* **TEXTE EXTRAIT**
Léopold I a traité différemment le sujet du mariage de ses trois enfants. Léopold a été obligé, à 18 ans, d’épouser une princesse qu’il n’aimait pas (l’archiduchesse Marie-Henriette), Charlotte a pu choisir à 17 ans son candidat favori (l’archiduc Maximilien), tandis que Philippe demeurait toujours célibataire. Léopold I aime que son second fils l’accompagne à la chasse et ne se formalise pas que le jeune homme refuse une série impressionnante de candidates (la liste étonnera le lecteur). Quant aux projets brésiliens, Léopold I n’y tient pas tant que cela.

Noblesse et Royautés : Philippe de Belgique peut-il être considéré pour son époque comme un bon vivant ? On sait que son hôtel particulier rue de la régence était un lieu où l’on recevait fort bien.

Je vois surtout Philippe comme un homme aimant ce qu’il y a de mieux dans tous les domaines de l’existence. La gastronomie est un aspect important à ses yeux. La table de la rue de la Régence est très prisée, on est assuré de s’y restaurer bien mieux qu’à Laeken où tout est pesé et compté !

* **PROBLÈMES À RÉSOUDRE**
- A) Dans le texte sur Philippe de Belgique, reprenez le passage commençant par « Noblesse et Royautés : Philippe » et allant jusqu'à « recevait fort bien. », en substituant « palais » à « hôtel particulier ».
- B) Quels sont, d'après le texte extrait, les prénoms des enfants de Léopold I ?
Le matériel qui suit n'a aucun rapport avec le texte extrait.

* **EXTRAITS DE DONNÉES**

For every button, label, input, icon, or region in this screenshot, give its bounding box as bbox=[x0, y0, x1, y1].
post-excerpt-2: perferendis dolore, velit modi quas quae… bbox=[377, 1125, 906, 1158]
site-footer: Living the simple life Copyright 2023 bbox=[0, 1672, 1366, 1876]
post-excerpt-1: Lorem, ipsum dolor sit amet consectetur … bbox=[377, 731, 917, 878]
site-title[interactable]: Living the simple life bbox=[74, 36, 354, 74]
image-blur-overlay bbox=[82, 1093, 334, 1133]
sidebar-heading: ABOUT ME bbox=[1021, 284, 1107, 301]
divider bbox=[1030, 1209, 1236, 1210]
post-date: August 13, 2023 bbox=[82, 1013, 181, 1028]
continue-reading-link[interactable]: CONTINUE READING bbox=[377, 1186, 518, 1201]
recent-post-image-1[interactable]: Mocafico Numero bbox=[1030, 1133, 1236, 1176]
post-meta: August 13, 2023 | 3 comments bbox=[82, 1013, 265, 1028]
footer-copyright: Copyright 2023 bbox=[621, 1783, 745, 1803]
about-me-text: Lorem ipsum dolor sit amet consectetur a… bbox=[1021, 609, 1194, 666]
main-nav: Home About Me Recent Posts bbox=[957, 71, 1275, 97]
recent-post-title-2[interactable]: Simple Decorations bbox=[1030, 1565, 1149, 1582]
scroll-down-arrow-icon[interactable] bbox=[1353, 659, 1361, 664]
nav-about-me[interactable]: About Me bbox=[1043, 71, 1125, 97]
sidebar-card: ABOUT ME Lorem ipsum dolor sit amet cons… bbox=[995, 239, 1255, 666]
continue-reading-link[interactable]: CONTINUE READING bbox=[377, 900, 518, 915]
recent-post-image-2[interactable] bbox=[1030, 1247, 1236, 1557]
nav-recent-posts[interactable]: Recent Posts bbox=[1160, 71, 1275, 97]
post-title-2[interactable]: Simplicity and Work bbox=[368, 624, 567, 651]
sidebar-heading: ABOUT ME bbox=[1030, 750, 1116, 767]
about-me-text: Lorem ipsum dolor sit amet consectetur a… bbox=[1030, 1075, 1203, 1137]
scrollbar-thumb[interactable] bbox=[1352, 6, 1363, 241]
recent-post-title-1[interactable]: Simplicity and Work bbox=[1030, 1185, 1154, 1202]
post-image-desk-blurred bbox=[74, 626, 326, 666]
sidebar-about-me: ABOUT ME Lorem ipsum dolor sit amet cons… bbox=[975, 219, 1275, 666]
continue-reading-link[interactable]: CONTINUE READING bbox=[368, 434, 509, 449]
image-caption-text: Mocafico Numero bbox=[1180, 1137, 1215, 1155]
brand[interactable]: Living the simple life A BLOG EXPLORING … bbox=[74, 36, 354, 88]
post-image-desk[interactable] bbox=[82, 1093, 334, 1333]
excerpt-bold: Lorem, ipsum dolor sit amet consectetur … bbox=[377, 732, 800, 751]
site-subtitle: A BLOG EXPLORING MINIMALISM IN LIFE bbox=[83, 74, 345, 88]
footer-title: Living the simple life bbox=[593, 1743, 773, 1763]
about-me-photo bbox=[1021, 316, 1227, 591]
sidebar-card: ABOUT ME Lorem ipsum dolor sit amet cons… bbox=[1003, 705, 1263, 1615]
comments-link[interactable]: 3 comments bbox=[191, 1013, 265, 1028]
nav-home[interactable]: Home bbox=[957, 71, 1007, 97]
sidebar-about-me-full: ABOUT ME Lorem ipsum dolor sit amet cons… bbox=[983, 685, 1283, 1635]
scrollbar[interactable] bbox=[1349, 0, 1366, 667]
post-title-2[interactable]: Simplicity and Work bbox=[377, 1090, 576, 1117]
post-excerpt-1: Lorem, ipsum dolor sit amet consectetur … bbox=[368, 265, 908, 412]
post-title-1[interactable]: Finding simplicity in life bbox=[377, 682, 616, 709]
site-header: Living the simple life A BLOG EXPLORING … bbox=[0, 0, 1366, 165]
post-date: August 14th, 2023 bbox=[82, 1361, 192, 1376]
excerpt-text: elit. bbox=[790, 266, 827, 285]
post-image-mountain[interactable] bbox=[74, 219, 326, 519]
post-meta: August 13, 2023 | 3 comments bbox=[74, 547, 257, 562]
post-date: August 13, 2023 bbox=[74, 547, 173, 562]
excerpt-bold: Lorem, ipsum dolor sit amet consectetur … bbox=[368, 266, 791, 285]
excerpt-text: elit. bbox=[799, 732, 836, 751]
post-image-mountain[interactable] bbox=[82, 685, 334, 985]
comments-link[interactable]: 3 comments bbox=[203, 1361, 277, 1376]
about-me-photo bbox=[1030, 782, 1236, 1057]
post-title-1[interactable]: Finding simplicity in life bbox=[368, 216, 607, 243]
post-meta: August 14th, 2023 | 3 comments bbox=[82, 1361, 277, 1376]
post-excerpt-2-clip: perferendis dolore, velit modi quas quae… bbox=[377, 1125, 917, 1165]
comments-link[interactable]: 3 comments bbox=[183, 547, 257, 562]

* **SOLUTIONS DES EXERCICES**
- A)
Noblesse et Royautés : Philippe de Belgique peut-il être considéré pour son époque comme un bon vivant ? On sait que son palais rue de la régence était un lieu où l’on recevait fort bien.

- B) Léopold, Charlotte et Philippe.